Records from a data source:
--- start ---

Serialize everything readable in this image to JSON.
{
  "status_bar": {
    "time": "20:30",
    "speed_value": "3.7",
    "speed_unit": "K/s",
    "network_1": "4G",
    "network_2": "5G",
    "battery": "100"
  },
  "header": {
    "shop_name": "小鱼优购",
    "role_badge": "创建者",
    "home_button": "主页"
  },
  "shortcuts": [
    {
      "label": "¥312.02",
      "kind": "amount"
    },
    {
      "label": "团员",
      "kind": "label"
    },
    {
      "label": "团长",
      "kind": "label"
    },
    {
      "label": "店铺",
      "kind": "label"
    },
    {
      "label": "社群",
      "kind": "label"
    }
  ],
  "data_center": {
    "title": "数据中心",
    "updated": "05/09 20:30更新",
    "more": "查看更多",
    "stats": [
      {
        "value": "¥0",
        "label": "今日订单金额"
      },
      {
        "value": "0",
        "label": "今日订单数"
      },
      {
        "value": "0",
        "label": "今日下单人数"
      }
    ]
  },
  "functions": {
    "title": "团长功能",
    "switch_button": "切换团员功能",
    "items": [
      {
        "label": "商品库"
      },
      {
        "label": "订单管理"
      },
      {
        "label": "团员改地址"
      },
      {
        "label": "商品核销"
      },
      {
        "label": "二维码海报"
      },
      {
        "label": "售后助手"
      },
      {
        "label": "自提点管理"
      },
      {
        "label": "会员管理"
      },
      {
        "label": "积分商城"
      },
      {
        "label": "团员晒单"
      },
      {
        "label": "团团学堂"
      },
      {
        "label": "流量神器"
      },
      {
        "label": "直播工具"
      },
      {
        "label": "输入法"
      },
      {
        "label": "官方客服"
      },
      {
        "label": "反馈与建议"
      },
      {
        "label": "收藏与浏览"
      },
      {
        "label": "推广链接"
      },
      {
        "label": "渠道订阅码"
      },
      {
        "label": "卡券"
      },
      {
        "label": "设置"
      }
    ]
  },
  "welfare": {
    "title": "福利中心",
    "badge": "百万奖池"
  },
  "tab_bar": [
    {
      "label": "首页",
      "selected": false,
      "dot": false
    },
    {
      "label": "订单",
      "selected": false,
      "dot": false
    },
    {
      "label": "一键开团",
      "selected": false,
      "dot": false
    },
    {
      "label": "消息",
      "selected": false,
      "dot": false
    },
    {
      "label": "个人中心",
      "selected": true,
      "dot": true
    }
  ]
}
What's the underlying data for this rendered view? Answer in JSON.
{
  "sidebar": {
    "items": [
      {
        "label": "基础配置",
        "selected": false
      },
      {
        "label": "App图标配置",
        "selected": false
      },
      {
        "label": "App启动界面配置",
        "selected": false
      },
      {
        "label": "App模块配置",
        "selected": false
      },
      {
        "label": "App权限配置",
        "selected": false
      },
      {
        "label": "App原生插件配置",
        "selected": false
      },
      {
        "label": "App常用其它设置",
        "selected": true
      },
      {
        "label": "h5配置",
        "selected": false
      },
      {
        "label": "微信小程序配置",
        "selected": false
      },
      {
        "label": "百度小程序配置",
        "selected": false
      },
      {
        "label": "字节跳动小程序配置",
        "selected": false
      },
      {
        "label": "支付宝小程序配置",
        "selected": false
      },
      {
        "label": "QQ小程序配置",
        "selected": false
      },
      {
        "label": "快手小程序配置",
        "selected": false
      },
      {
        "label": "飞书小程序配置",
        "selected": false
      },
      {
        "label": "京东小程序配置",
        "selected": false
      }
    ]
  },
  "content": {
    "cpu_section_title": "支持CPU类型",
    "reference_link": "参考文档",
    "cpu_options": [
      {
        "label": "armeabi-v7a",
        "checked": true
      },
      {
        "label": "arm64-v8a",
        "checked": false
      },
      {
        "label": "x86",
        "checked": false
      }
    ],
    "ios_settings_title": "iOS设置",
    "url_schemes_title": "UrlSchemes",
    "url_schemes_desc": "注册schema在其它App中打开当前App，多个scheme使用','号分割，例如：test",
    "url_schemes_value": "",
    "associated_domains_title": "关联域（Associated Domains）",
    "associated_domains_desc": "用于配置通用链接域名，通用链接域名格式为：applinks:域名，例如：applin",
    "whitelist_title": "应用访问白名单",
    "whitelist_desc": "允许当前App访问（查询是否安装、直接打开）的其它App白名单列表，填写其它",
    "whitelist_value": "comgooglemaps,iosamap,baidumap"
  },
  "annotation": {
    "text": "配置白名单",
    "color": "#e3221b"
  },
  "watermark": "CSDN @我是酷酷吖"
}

--- end ---

**Exercise task:** From the listing above, extract all records word for word.

**Complete answer:**
Serialize everything readable in this image to JSON.
{
  "status_bar": {
    "time": "20:30",
    "speed_value": "3.7",
    "speed_unit": "K/s",
    "network_1": "4G",
    "network_2": "5G",
    "battery": "100"
  },
  "header": {
    "shop_name": "小鱼优购",
    "role_badge": "创建者",
    "home_button": "主页"
  },
  "shortcuts": [
    {
      "label": "¥312.02",
      "kind": "amount"
    },
    {
      "label": "团员",
      "kind": "label"
    },
    {
      "label": "团长",
      "kind": "label"
    },
    {
      "label": "店铺",
      "kind": "label"
    },
    {
      "label": "社群",
      "kind": "label"
    }
  ],
  "data_center": {
    "title": "数据中心",
    "updated": "05/09 20:30更新",
    "more": "查看更多",
    "stats": [
      {
        "value": "¥0",
        "label": "今日订单金额"
      },
      {
        "value": "0",
        "label": "今日订单数"
      },
      {
        "value": "0",
        "label": "今日下单人数"
      }
    ]
  },
  "functions": {
    "title": "团长功能",
    "switch_button": "切换团员功能",
    "items": [
      {
        "label": "商品库"
      },
      {
        "label": "订单管理"
      },
      {
        "label": "团员改地址"
      },
      {
        "label": "商品核销"
      },
      {
        "label": "二维码海报"
      },
      {
        "label": "售后助手"
      },
      {
        "label": "自提点管理"
      },
      {
        "label": "会员管理"
      },
      {
        "label": "积分商城"
      },
      {
        "label": "团员晒单"
      },
      {
        "label": "团团学堂"
      },
      {
        "label": "流量神器"
      },
      {
        "label": "直播工具"
      },
      {
        "label": "输入法"
      },
      {
        "label": "官方客服"
      },
      {
        "label": "反馈与建议"
      },
      {
        "label": "收藏与浏览"
      },
      {
        "label": "推广链接"
      },
      {
        "label": "渠道订阅码"
      },
      {
        "label": "卡券"
      },
      {
        "label": "设置"
      }
    ]
  },
  "welfare": {
    "title": "福利中心",
    "badge": "百万奖池"
  },
  "tab_bar": [
    {
      "label": "首页",
      "selected": false,
      "dot": false
    },
    {
      "label": "订单",
      "selected": false,
      "dot": false
    },
    {
      "label": "一键开团",
      "selected": false,
      "dot": false
    },
    {
      "label": "消息",
      "selected": false,
      "dot": false
    },
    {
      "label": "个人中心",
      "selected": true,
      "dot": true
    }
  ]
}
What's the underlying data for this rendered view? Answer in JSON.
{
  "sidebar": {
    "items": [
      {
        "label": "基础配置",
        "selected": false
      },
      {
        "label": "App图标配置",
        "selected": false
      },
      {
        "label": "App启动界面配置",
        "selected": false
      },
      {
        "label": "App模块配置",
        "selected": false
      },
      {
        "label": "App权限配置",
        "selected": false
      },
      {
        "label": "App原生插件配置",
        "selected": false
      },
      {
        "label": "App常用其它设置",
        "selected": true
      },
      {
        "label": "h5配置",
        "selected": false
      },
      {
        "label": "微信小程序配置",
        "selected": false
      },
      {
        "label": "百度小程序配置",
        "selected": false
      },
      {
        "label": "字节跳动小程序配置",
        "selected": false
      },
      {
        "label": "支付宝小程序配置",
        "selected": false
      },
      {
        "label": "QQ小程序配置",
        "selected": false
      },
      {
        "label": "快手小程序配置",
        "selected": false
      },
      {
        "label": "飞书小程序配置",
        "selected": false
      },
      {
        "label": "京东小程序配置",
        "selected": false
      }
    ]
  },
  "content": {
    "cpu_section_title": "支持CPU类型",
    "reference_link": "参考文档",
    "cpu_options": [
      {
        "label": "armeabi-v7a",
        "checked": true
      },
      {
        "label": "arm64-v8a",
        "checked": false
      },
      {
        "label": "x86",
        "checked": false
      }
    ],
    "ios_settings_title": "iOS设置",
    "url_schemes_title": "UrlSchemes",
    "url_schemes_desc": "注册schema在其它App中打开当前App，多个scheme使用','号分割，例如：test",
    "url_schemes_value": "",
    "associated_domains_title": "关联域（Associated Domains）",
    "associated_domains_desc": "用于配置通用链接域名，通用链接域名格式为：applinks:域名，例如：applin",
    "whitelist_title": "应用访问白名单",
    "whitelist_desc": "允许当前App访问（查询是否安装、直接打开）的其它App白名单列表，填写其它",
    "whitelist_value": "comgooglemaps,iosamap,baidumap"
  },
  "annotation": {
    "text": "配置白名单",
    "color": "#e3221b"
  },
  "watermark": "CSDN @我是酷酷吖"
}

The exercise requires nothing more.